- The records

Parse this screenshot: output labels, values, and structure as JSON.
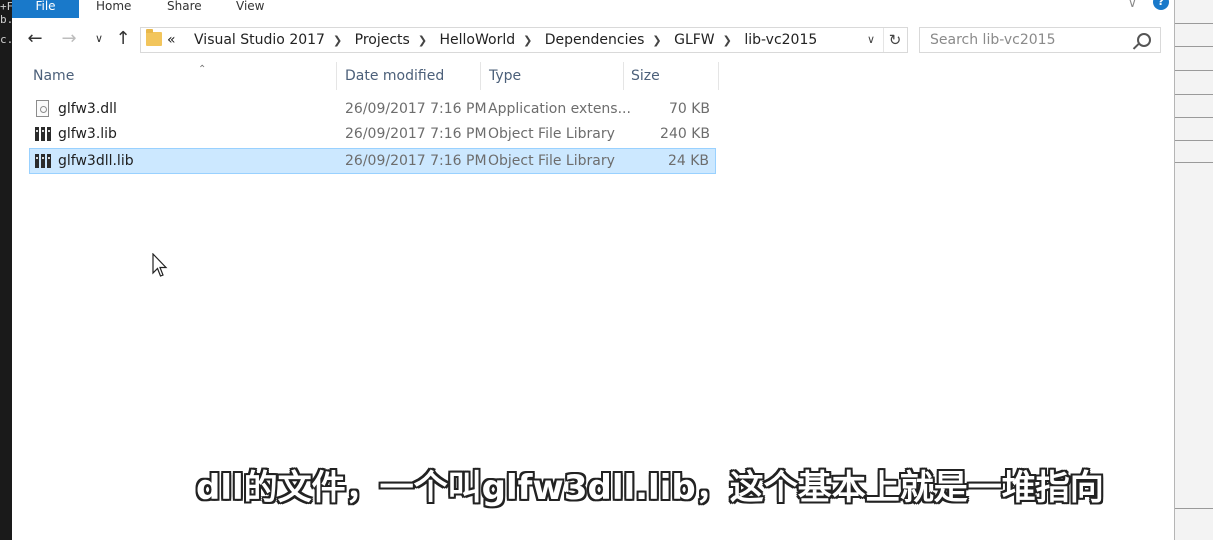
{
  "background": {
    "terminal_lines": [
      "+F",
      "b.c",
      "c.c"
    ]
  },
  "ribbon": {
    "tabs": [
      "File",
      "Home",
      "Share",
      "View"
    ],
    "expand_icon": "chevron-down-icon",
    "help_icon": "help-icon"
  },
  "navigation": {
    "back_icon": "arrow-left-icon",
    "forward_icon": "arrow-right-icon",
    "recent_icon": "chevron-down-icon",
    "up_icon": "arrow-up-icon"
  },
  "address_bar": {
    "overflow": "«",
    "crumbs": [
      "Visual Studio 2017",
      "Projects",
      "HelloWorld",
      "Dependencies",
      "GLFW",
      "lib-vc2015"
    ]
  },
  "search": {
    "placeholder": "Search lib-vc2015"
  },
  "columns": [
    "Name",
    "Date modified",
    "Type",
    "Size"
  ],
  "files": [
    {
      "name": "glfw3.dll",
      "date": "26/09/2017 7:16 PM",
      "type": "Application extens...",
      "size": "70 KB",
      "icon": "dll-file-icon",
      "selected": false
    },
    {
      "name": "glfw3.lib",
      "date": "26/09/2017 7:16 PM",
      "type": "Object File Library",
      "size": "240 KB",
      "icon": "lib-file-icon",
      "selected": false
    },
    {
      "name": "glfw3dll.lib",
      "date": "26/09/2017 7:16 PM",
      "type": "Object File Library",
      "size": "24 KB",
      "icon": "lib-file-icon",
      "selected": true
    }
  ],
  "subtitle": "dll的文件，一个叫glfw3dll.lib，这个基本上就是一堆指向",
  "colors": {
    "accent": "#1979ca",
    "selection": "#cce8ff",
    "selection_border": "#99d1ff"
  }
}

- Written instruction
Each record should be quoted exactly, with the images omitted.

- Result of this task
Parse this screenshot: output labels, values, and structure as JSON.
{
  "background": {
    "terminal_lines": [
      "+F",
      "b.c",
      "c.c"
    ]
  },
  "ribbon": {
    "tabs": [
      "File",
      "Home",
      "Share",
      "View"
    ],
    "expand_icon": "chevron-down-icon",
    "help_icon": "help-icon"
  },
  "navigation": {
    "back_icon": "arrow-left-icon",
    "forward_icon": "arrow-right-icon",
    "recent_icon": "chevron-down-icon",
    "up_icon": "arrow-up-icon"
  },
  "address_bar": {
    "overflow": "«",
    "crumbs": [
      "Visual Studio 2017",
      "Projects",
      "HelloWorld",
      "Dependencies",
      "GLFW",
      "lib-vc2015"
    ]
  },
  "search": {
    "placeholder": "Search lib-vc2015"
  },
  "columns": [
    "Name",
    "Date modified",
    "Type",
    "Size"
  ],
  "files": [
    {
      "name": "glfw3.dll",
      "date": "26/09/2017 7:16 PM",
      "type": "Application extens...",
      "size": "70 KB",
      "icon": "dll-file-icon",
      "selected": false
    },
    {
      "name": "glfw3.lib",
      "date": "26/09/2017 7:16 PM",
      "type": "Object File Library",
      "size": "240 KB",
      "icon": "lib-file-icon",
      "selected": false
    },
    {
      "name": "glfw3dll.lib",
      "date": "26/09/2017 7:16 PM",
      "type": "Object File Library",
      "size": "24 KB",
      "icon": "lib-file-icon",
      "selected": true
    }
  ],
  "subtitle": "dll的文件，一个叫glfw3dll.lib，这个基本上就是一堆指向",
  "colors": {
    "accent": "#1979ca",
    "selection": "#cce8ff",
    "selection_border": "#99d1ff"
  }
}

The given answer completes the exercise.